● **Required task**
Send each entry back exactly as given, pictures excluded.

● **Records**
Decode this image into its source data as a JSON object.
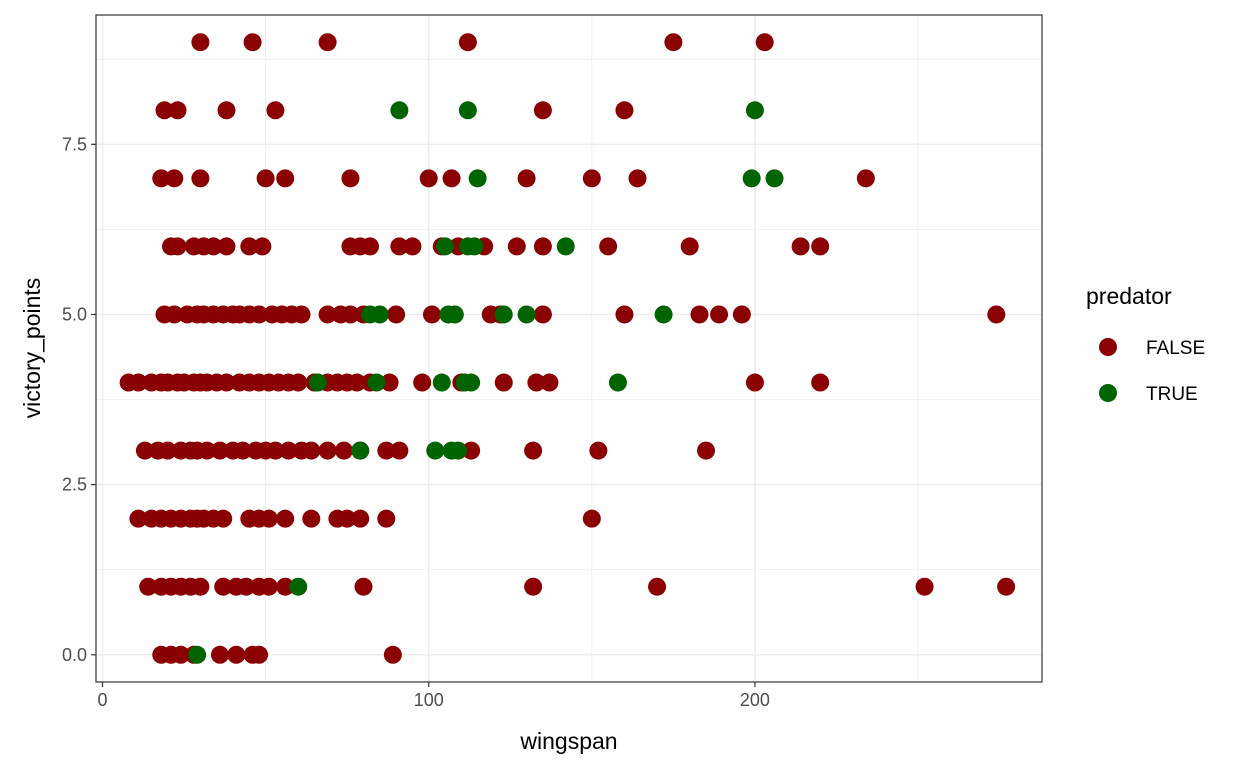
{
  "chart_data": {
    "type": "scatter",
    "xlabel": "wingspan",
    "ylabel": "victory_points",
    "xlim": [
      -2,
      288
    ],
    "ylim": [
      -0.4,
      9.4
    ],
    "x_ticks": [
      0,
      100,
      200
    ],
    "x_tick_labels": [
      "0",
      "100",
      "200"
    ],
    "y_ticks": [
      0,
      2.5,
      5,
      7.5
    ],
    "y_tick_labels": [
      "0.0",
      "2.5",
      "5.0",
      "7.5"
    ],
    "grid": true,
    "legend": {
      "title": "predator",
      "placement": "right"
    },
    "series": [
      {
        "name": "FALSE",
        "color": "#8b0000",
        "points": [
          [
            30,
            9
          ],
          [
            46,
            9
          ],
          [
            69,
            9
          ],
          [
            112,
            9
          ],
          [
            175,
            9
          ],
          [
            203,
            9
          ],
          [
            19,
            8
          ],
          [
            23,
            8
          ],
          [
            38,
            8
          ],
          [
            53,
            8
          ],
          [
            135,
            8
          ],
          [
            160,
            8
          ],
          [
            18,
            7
          ],
          [
            22,
            7
          ],
          [
            30,
            7
          ],
          [
            50,
            7
          ],
          [
            56,
            7
          ],
          [
            76,
            7
          ],
          [
            100,
            7
          ],
          [
            107,
            7
          ],
          [
            130,
            7
          ],
          [
            150,
            7
          ],
          [
            164,
            7
          ],
          [
            234,
            7
          ],
          [
            21,
            6
          ],
          [
            23,
            6
          ],
          [
            28,
            6
          ],
          [
            31,
            6
          ],
          [
            34,
            6
          ],
          [
            38,
            6
          ],
          [
            45,
            6
          ],
          [
            49,
            6
          ],
          [
            76,
            6
          ],
          [
            79,
            6
          ],
          [
            82,
            6
          ],
          [
            91,
            6
          ],
          [
            95,
            6
          ],
          [
            104,
            6
          ],
          [
            109,
            6
          ],
          [
            117,
            6
          ],
          [
            127,
            6
          ],
          [
            135,
            6
          ],
          [
            155,
            6
          ],
          [
            180,
            6
          ],
          [
            214,
            6
          ],
          [
            220,
            6
          ],
          [
            19,
            5
          ],
          [
            22,
            5
          ],
          [
            26,
            5
          ],
          [
            29,
            5
          ],
          [
            31,
            5
          ],
          [
            34,
            5
          ],
          [
            37,
            5
          ],
          [
            40,
            5
          ],
          [
            42,
            5
          ],
          [
            45,
            5
          ],
          [
            48,
            5
          ],
          [
            52,
            5
          ],
          [
            55,
            5
          ],
          [
            58,
            5
          ],
          [
            61,
            5
          ],
          [
            69,
            5
          ],
          [
            73,
            5
          ],
          [
            76,
            5
          ],
          [
            80,
            5
          ],
          [
            90,
            5
          ],
          [
            101,
            5
          ],
          [
            119,
            5
          ],
          [
            122,
            5
          ],
          [
            135,
            5
          ],
          [
            160,
            5
          ],
          [
            183,
            5
          ],
          [
            189,
            5
          ],
          [
            196,
            5
          ],
          [
            274,
            5
          ],
          [
            8,
            4
          ],
          [
            11,
            4
          ],
          [
            15,
            4
          ],
          [
            18,
            4
          ],
          [
            20,
            4
          ],
          [
            23,
            4
          ],
          [
            25,
            4
          ],
          [
            28,
            4
          ],
          [
            30,
            4
          ],
          [
            32,
            4
          ],
          [
            35,
            4
          ],
          [
            38,
            4
          ],
          [
            42,
            4
          ],
          [
            45,
            4
          ],
          [
            48,
            4
          ],
          [
            51,
            4
          ],
          [
            54,
            4
          ],
          [
            57,
            4
          ],
          [
            60,
            4
          ],
          [
            65,
            4
          ],
          [
            69,
            4
          ],
          [
            72,
            4
          ],
          [
            75,
            4
          ],
          [
            78,
            4
          ],
          [
            82,
            4
          ],
          [
            88,
            4
          ],
          [
            98,
            4
          ],
          [
            110,
            4
          ],
          [
            123,
            4
          ],
          [
            133,
            4
          ],
          [
            137,
            4
          ],
          [
            200,
            4
          ],
          [
            220,
            4
          ],
          [
            13,
            3
          ],
          [
            17,
            3
          ],
          [
            20,
            3
          ],
          [
            24,
            3
          ],
          [
            27,
            3
          ],
          [
            29,
            3
          ],
          [
            32,
            3
          ],
          [
            36,
            3
          ],
          [
            40,
            3
          ],
          [
            43,
            3
          ],
          [
            47,
            3
          ],
          [
            50,
            3
          ],
          [
            53,
            3
          ],
          [
            57,
            3
          ],
          [
            61,
            3
          ],
          [
            64,
            3
          ],
          [
            69,
            3
          ],
          [
            74,
            3
          ],
          [
            79,
            3
          ],
          [
            87,
            3
          ],
          [
            91,
            3
          ],
          [
            113,
            3
          ],
          [
            132,
            3
          ],
          [
            152,
            3
          ],
          [
            185,
            3
          ],
          [
            11,
            2
          ],
          [
            15,
            2
          ],
          [
            18,
            2
          ],
          [
            21,
            2
          ],
          [
            24,
            2
          ],
          [
            27,
            2
          ],
          [
            29,
            2
          ],
          [
            31,
            2
          ],
          [
            34,
            2
          ],
          [
            37,
            2
          ],
          [
            45,
            2
          ],
          [
            48,
            2
          ],
          [
            51,
            2
          ],
          [
            56,
            2
          ],
          [
            64,
            2
          ],
          [
            72,
            2
          ],
          [
            75,
            2
          ],
          [
            79,
            2
          ],
          [
            87,
            2
          ],
          [
            150,
            2
          ],
          [
            14,
            1
          ],
          [
            18,
            1
          ],
          [
            21,
            1
          ],
          [
            24,
            1
          ],
          [
            27,
            1
          ],
          [
            30,
            1
          ],
          [
            37,
            1
          ],
          [
            41,
            1
          ],
          [
            44,
            1
          ],
          [
            48,
            1
          ],
          [
            51,
            1
          ],
          [
            56,
            1
          ],
          [
            80,
            1
          ],
          [
            132,
            1
          ],
          [
            170,
            1
          ],
          [
            252,
            1
          ],
          [
            277,
            1
          ],
          [
            18,
            0
          ],
          [
            21,
            0
          ],
          [
            24,
            0
          ],
          [
            28,
            0
          ],
          [
            36,
            0
          ],
          [
            41,
            0
          ],
          [
            46,
            0
          ],
          [
            48,
            0
          ],
          [
            89,
            0
          ]
        ]
      },
      {
        "name": "TRUE",
        "color": "#006400",
        "points": [
          [
            91,
            8
          ],
          [
            112,
            8
          ],
          [
            200,
            8
          ],
          [
            115,
            7
          ],
          [
            199,
            7
          ],
          [
            206,
            7
          ],
          [
            105,
            6
          ],
          [
            112,
            6
          ],
          [
            114,
            6
          ],
          [
            142,
            6
          ],
          [
            82,
            5
          ],
          [
            85,
            5
          ],
          [
            106,
            5
          ],
          [
            108,
            5
          ],
          [
            123,
            5
          ],
          [
            130,
            5
          ],
          [
            172,
            5
          ],
          [
            66,
            4
          ],
          [
            84,
            4
          ],
          [
            104,
            4
          ],
          [
            111,
            4
          ],
          [
            113,
            4
          ],
          [
            158,
            4
          ],
          [
            79,
            3
          ],
          [
            102,
            3
          ],
          [
            107,
            3
          ],
          [
            109,
            3
          ],
          [
            60,
            1
          ],
          [
            29,
            0
          ]
        ]
      }
    ]
  }
}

● **Answer below**
Decode this image into its source data as a JSON object.
{
  "chart_data": {
    "type": "scatter",
    "xlabel": "wingspan",
    "ylabel": "victory_points",
    "xlim": [
      -2,
      288
    ],
    "ylim": [
      -0.4,
      9.4
    ],
    "x_ticks": [
      0,
      100,
      200
    ],
    "x_tick_labels": [
      "0",
      "100",
      "200"
    ],
    "y_ticks": [
      0,
      2.5,
      5,
      7.5
    ],
    "y_tick_labels": [
      "0.0",
      "2.5",
      "5.0",
      "7.5"
    ],
    "grid": true,
    "legend": {
      "title": "predator",
      "placement": "right"
    },
    "series": [
      {
        "name": "FALSE",
        "color": "#8b0000",
        "points": [
          [
            30,
            9
          ],
          [
            46,
            9
          ],
          [
            69,
            9
          ],
          [
            112,
            9
          ],
          [
            175,
            9
          ],
          [
            203,
            9
          ],
          [
            19,
            8
          ],
          [
            23,
            8
          ],
          [
            38,
            8
          ],
          [
            53,
            8
          ],
          [
            135,
            8
          ],
          [
            160,
            8
          ],
          [
            18,
            7
          ],
          [
            22,
            7
          ],
          [
            30,
            7
          ],
          [
            50,
            7
          ],
          [
            56,
            7
          ],
          [
            76,
            7
          ],
          [
            100,
            7
          ],
          [
            107,
            7
          ],
          [
            130,
            7
          ],
          [
            150,
            7
          ],
          [
            164,
            7
          ],
          [
            234,
            7
          ],
          [
            21,
            6
          ],
          [
            23,
            6
          ],
          [
            28,
            6
          ],
          [
            31,
            6
          ],
          [
            34,
            6
          ],
          [
            38,
            6
          ],
          [
            45,
            6
          ],
          [
            49,
            6
          ],
          [
            76,
            6
          ],
          [
            79,
            6
          ],
          [
            82,
            6
          ],
          [
            91,
            6
          ],
          [
            95,
            6
          ],
          [
            104,
            6
          ],
          [
            109,
            6
          ],
          [
            117,
            6
          ],
          [
            127,
            6
          ],
          [
            135,
            6
          ],
          [
            155,
            6
          ],
          [
            180,
            6
          ],
          [
            214,
            6
          ],
          [
            220,
            6
          ],
          [
            19,
            5
          ],
          [
            22,
            5
          ],
          [
            26,
            5
          ],
          [
            29,
            5
          ],
          [
            31,
            5
          ],
          [
            34,
            5
          ],
          [
            37,
            5
          ],
          [
            40,
            5
          ],
          [
            42,
            5
          ],
          [
            45,
            5
          ],
          [
            48,
            5
          ],
          [
            52,
            5
          ],
          [
            55,
            5
          ],
          [
            58,
            5
          ],
          [
            61,
            5
          ],
          [
            69,
            5
          ],
          [
            73,
            5
          ],
          [
            76,
            5
          ],
          [
            80,
            5
          ],
          [
            90,
            5
          ],
          [
            101,
            5
          ],
          [
            119,
            5
          ],
          [
            122,
            5
          ],
          [
            135,
            5
          ],
          [
            160,
            5
          ],
          [
            183,
            5
          ],
          [
            189,
            5
          ],
          [
            196,
            5
          ],
          [
            274,
            5
          ],
          [
            8,
            4
          ],
          [
            11,
            4
          ],
          [
            15,
            4
          ],
          [
            18,
            4
          ],
          [
            20,
            4
          ],
          [
            23,
            4
          ],
          [
            25,
            4
          ],
          [
            28,
            4
          ],
          [
            30,
            4
          ],
          [
            32,
            4
          ],
          [
            35,
            4
          ],
          [
            38,
            4
          ],
          [
            42,
            4
          ],
          [
            45,
            4
          ],
          [
            48,
            4
          ],
          [
            51,
            4
          ],
          [
            54,
            4
          ],
          [
            57,
            4
          ],
          [
            60,
            4
          ],
          [
            65,
            4
          ],
          [
            69,
            4
          ],
          [
            72,
            4
          ],
          [
            75,
            4
          ],
          [
            78,
            4
          ],
          [
            82,
            4
          ],
          [
            88,
            4
          ],
          [
            98,
            4
          ],
          [
            110,
            4
          ],
          [
            123,
            4
          ],
          [
            133,
            4
          ],
          [
            137,
            4
          ],
          [
            200,
            4
          ],
          [
            220,
            4
          ],
          [
            13,
            3
          ],
          [
            17,
            3
          ],
          [
            20,
            3
          ],
          [
            24,
            3
          ],
          [
            27,
            3
          ],
          [
            29,
            3
          ],
          [
            32,
            3
          ],
          [
            36,
            3
          ],
          [
            40,
            3
          ],
          [
            43,
            3
          ],
          [
            47,
            3
          ],
          [
            50,
            3
          ],
          [
            53,
            3
          ],
          [
            57,
            3
          ],
          [
            61,
            3
          ],
          [
            64,
            3
          ],
          [
            69,
            3
          ],
          [
            74,
            3
          ],
          [
            79,
            3
          ],
          [
            87,
            3
          ],
          [
            91,
            3
          ],
          [
            113,
            3
          ],
          [
            132,
            3
          ],
          [
            152,
            3
          ],
          [
            185,
            3
          ],
          [
            11,
            2
          ],
          [
            15,
            2
          ],
          [
            18,
            2
          ],
          [
            21,
            2
          ],
          [
            24,
            2
          ],
          [
            27,
            2
          ],
          [
            29,
            2
          ],
          [
            31,
            2
          ],
          [
            34,
            2
          ],
          [
            37,
            2
          ],
          [
            45,
            2
          ],
          [
            48,
            2
          ],
          [
            51,
            2
          ],
          [
            56,
            2
          ],
          [
            64,
            2
          ],
          [
            72,
            2
          ],
          [
            75,
            2
          ],
          [
            79,
            2
          ],
          [
            87,
            2
          ],
          [
            150,
            2
          ],
          [
            14,
            1
          ],
          [
            18,
            1
          ],
          [
            21,
            1
          ],
          [
            24,
            1
          ],
          [
            27,
            1
          ],
          [
            30,
            1
          ],
          [
            37,
            1
          ],
          [
            41,
            1
          ],
          [
            44,
            1
          ],
          [
            48,
            1
          ],
          [
            51,
            1
          ],
          [
            56,
            1
          ],
          [
            80,
            1
          ],
          [
            132,
            1
          ],
          [
            170,
            1
          ],
          [
            252,
            1
          ],
          [
            277,
            1
          ],
          [
            18,
            0
          ],
          [
            21,
            0
          ],
          [
            24,
            0
          ],
          [
            28,
            0
          ],
          [
            36,
            0
          ],
          [
            41,
            0
          ],
          [
            46,
            0
          ],
          [
            48,
            0
          ],
          [
            89,
            0
          ]
        ]
      },
      {
        "name": "TRUE",
        "color": "#006400",
        "points": [
          [
            91,
            8
          ],
          [
            112,
            8
          ],
          [
            200,
            8
          ],
          [
            115,
            7
          ],
          [
            199,
            7
          ],
          [
            206,
            7
          ],
          [
            105,
            6
          ],
          [
            112,
            6
          ],
          [
            114,
            6
          ],
          [
            142,
            6
          ],
          [
            82,
            5
          ],
          [
            85,
            5
          ],
          [
            106,
            5
          ],
          [
            108,
            5
          ],
          [
            123,
            5
          ],
          [
            130,
            5
          ],
          [
            172,
            5
          ],
          [
            66,
            4
          ],
          [
            84,
            4
          ],
          [
            104,
            4
          ],
          [
            111,
            4
          ],
          [
            113,
            4
          ],
          [
            158,
            4
          ],
          [
            79,
            3
          ],
          [
            102,
            3
          ],
          [
            107,
            3
          ],
          [
            109,
            3
          ],
          [
            60,
            1
          ],
          [
            29,
            0
          ]
        ]
      }
    ]
  }
}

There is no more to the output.